> [Material shown]:
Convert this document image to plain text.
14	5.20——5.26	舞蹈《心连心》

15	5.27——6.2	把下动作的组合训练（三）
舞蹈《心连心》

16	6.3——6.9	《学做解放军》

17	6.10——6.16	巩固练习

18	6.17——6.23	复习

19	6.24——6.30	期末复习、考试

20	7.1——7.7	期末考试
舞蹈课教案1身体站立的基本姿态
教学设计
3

* * *

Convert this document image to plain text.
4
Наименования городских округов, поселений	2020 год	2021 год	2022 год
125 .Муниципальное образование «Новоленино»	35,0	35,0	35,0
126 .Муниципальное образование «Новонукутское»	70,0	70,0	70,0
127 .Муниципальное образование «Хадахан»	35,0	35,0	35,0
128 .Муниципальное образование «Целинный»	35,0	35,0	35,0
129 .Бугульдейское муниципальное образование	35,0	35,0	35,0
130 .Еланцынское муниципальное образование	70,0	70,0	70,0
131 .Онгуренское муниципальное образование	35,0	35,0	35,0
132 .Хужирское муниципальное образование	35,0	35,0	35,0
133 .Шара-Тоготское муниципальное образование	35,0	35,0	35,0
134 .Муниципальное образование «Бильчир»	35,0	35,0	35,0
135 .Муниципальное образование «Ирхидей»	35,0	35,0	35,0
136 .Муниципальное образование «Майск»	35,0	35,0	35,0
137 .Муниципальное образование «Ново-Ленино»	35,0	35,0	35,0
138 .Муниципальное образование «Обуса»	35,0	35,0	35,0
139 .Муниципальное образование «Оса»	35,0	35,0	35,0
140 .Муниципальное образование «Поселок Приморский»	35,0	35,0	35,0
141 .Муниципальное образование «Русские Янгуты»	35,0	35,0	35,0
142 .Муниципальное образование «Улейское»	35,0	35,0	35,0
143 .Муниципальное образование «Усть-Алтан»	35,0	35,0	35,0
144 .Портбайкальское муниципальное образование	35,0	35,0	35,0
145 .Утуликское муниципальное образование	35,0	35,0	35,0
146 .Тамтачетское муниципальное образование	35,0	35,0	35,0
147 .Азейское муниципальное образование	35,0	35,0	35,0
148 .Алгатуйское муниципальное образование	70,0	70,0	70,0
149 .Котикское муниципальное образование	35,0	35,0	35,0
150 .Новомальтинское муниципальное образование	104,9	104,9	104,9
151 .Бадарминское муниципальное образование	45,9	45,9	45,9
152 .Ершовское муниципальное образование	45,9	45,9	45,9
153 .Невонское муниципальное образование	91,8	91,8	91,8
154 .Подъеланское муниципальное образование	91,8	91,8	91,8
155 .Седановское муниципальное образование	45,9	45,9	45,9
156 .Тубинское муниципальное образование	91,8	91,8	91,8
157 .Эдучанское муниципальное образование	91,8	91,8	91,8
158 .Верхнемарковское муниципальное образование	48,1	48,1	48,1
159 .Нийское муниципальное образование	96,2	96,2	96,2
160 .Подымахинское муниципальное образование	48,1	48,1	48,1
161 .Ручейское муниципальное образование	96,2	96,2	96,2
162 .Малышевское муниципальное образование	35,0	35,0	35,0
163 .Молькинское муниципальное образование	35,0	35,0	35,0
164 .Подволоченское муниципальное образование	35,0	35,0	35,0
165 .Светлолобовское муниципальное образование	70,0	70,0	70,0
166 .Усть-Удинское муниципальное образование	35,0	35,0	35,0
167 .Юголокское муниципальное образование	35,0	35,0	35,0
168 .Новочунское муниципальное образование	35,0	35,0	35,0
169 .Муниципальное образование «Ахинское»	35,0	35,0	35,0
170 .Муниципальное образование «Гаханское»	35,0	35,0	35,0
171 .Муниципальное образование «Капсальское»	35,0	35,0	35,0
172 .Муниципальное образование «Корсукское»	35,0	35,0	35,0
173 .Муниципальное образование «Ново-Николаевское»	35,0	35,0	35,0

> [Exercise task]: In the data above, tally the lines holding "Усть" and answer with the figure only.

> [Exercise solution]: 2